- REQUIRED WORK
Will you output the entries below exactly, skipping every image they contain?

══ LISTED RECORDS

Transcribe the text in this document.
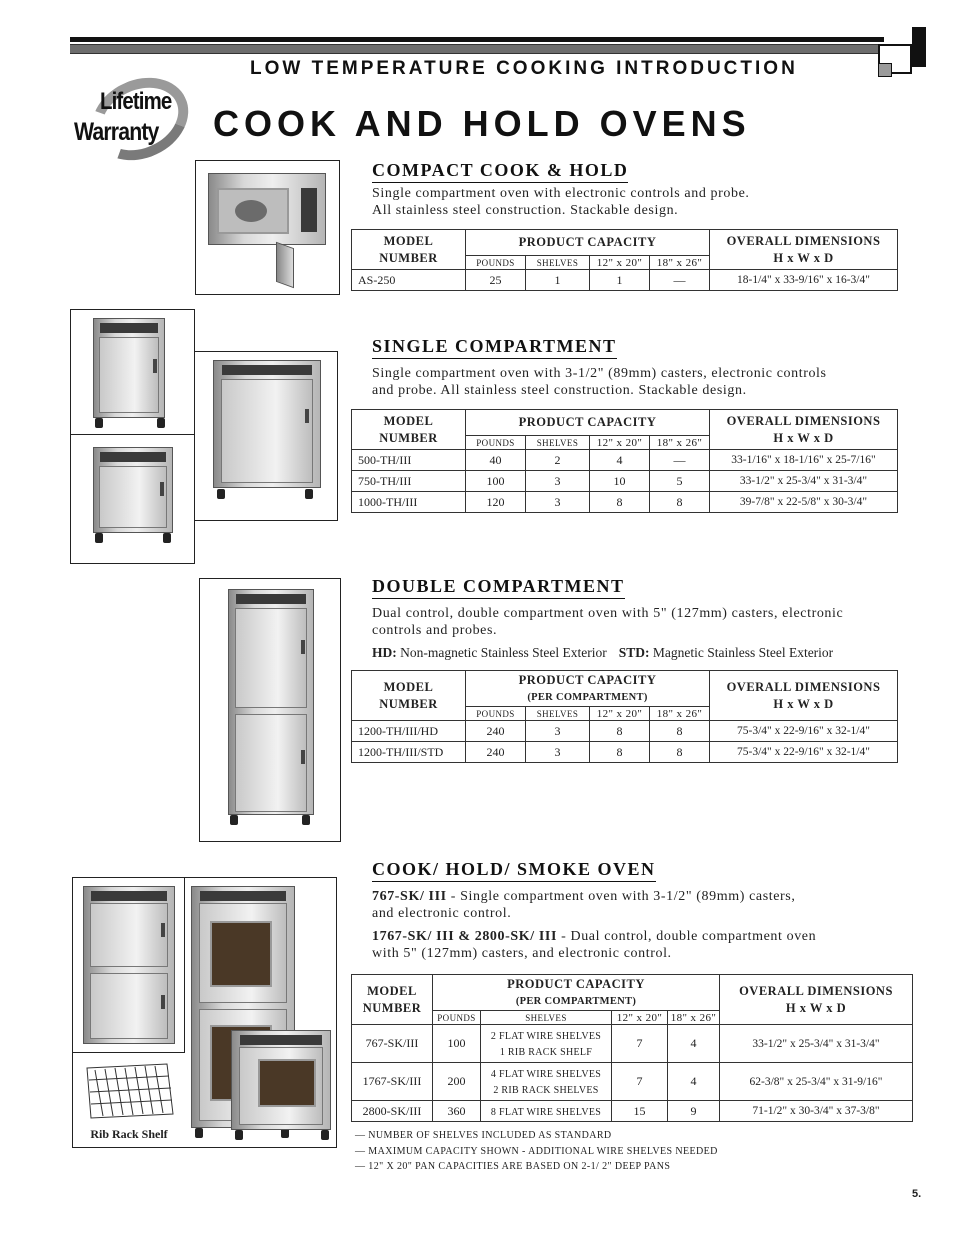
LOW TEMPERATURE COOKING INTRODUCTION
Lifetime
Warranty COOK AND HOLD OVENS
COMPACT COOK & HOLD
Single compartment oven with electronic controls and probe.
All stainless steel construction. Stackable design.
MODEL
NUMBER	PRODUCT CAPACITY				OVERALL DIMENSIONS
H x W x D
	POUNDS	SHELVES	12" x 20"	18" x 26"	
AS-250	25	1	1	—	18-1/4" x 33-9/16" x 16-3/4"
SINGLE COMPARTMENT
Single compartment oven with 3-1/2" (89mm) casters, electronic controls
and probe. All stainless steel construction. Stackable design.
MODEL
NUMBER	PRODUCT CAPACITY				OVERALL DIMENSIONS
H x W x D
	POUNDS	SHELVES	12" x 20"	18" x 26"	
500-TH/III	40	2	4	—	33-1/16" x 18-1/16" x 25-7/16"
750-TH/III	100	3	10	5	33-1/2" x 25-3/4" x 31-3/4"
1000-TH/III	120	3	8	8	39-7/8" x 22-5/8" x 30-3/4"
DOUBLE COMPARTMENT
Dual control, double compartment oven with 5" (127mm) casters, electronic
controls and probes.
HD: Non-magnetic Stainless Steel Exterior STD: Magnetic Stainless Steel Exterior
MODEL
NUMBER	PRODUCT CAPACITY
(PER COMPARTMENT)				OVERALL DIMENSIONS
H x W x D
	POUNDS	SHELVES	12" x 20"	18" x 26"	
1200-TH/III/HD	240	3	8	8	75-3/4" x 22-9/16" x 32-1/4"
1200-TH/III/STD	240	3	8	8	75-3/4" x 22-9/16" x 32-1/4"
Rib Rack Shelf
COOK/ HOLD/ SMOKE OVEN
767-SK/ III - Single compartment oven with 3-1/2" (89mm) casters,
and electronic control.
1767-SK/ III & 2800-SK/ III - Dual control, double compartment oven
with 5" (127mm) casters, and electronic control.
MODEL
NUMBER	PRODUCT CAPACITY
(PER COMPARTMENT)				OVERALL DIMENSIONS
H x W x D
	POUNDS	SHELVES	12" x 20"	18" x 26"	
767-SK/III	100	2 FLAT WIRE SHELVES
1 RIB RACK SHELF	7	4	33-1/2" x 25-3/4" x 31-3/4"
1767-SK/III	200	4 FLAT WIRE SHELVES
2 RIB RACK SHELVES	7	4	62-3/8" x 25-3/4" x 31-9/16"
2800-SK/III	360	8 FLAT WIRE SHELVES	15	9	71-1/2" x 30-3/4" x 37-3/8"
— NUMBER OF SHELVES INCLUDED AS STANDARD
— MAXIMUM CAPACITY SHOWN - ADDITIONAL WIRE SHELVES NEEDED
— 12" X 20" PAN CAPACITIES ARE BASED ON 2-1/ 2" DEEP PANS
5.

════

- RESULT OF THIS TASK
Transcribe the text in this document.
LOW TEMPERATURE COOKING INTRODUCTION
Lifetime
Warranty COOK AND HOLD OVENS
COMPACT COOK & HOLD
Single compartment oven with electronic controls and probe.
All stainless steel construction. Stackable design.
MODEL
NUMBER	PRODUCT CAPACITY				OVERALL DIMENSIONS
H x W x D
	POUNDS	SHELVES	12" x 20"	18" x 26"	
AS-250	25	1	1	—	18-1/4" x 33-9/16" x 16-3/4"
SINGLE COMPARTMENT
Single compartment oven with 3-1/2" (89mm) casters, electronic controls
and probe. All stainless steel construction. Stackable design.
MODEL
NUMBER	PRODUCT CAPACITY				OVERALL DIMENSIONS
H x W x D
	POUNDS	SHELVES	12" x 20"	18" x 26"	
500-TH/III	40	2	4	—	33-1/16" x 18-1/16" x 25-7/16"
750-TH/III	100	3	10	5	33-1/2" x 25-3/4" x 31-3/4"
1000-TH/III	120	3	8	8	39-7/8" x 22-5/8" x 30-3/4"
DOUBLE COMPARTMENT
Dual control, double compartment oven with 5" (127mm) casters, electronic
controls and probes.
HD: Non-magnetic Stainless Steel Exterior STD: Magnetic Stainless Steel Exterior
MODEL
NUMBER	PRODUCT CAPACITY
(PER COMPARTMENT)				OVERALL DIMENSIONS
H x W x D
	POUNDS	SHELVES	12" x 20"	18" x 26"	
1200-TH/III/HD	240	3	8	8	75-3/4" x 22-9/16" x 32-1/4"
1200-TH/III/STD	240	3	8	8	75-3/4" x 22-9/16" x 32-1/4"
Rib Rack Shelf
COOK/ HOLD/ SMOKE OVEN
767-SK/ III - Single compartment oven with 3-1/2" (89mm) casters,
and electronic control.
1767-SK/ III & 2800-SK/ III - Dual control, double compartment oven
with 5" (127mm) casters, and electronic control.
MODEL
NUMBER	PRODUCT CAPACITY
(PER COMPARTMENT)				OVERALL DIMENSIONS
H x W x D
	POUNDS	SHELVES	12" x 20"	18" x 26"	
767-SK/III	100	2 FLAT WIRE SHELVES
1 RIB RACK SHELF	7	4	33-1/2" x 25-3/4" x 31-3/4"
1767-SK/III	200	4 FLAT WIRE SHELVES
2 RIB RACK SHELVES	7	4	62-3/8" x 25-3/4" x 31-9/16"
2800-SK/III	360	8 FLAT WIRE SHELVES	15	9	71-1/2" x 30-3/4" x 37-3/8"
— NUMBER OF SHELVES INCLUDED AS STANDARD
— MAXIMUM CAPACITY SHOWN - ADDITIONAL WIRE SHELVES NEEDED
— 12" X 20" PAN CAPACITIES ARE BASED ON 2-1/ 2" DEEP PANS
5.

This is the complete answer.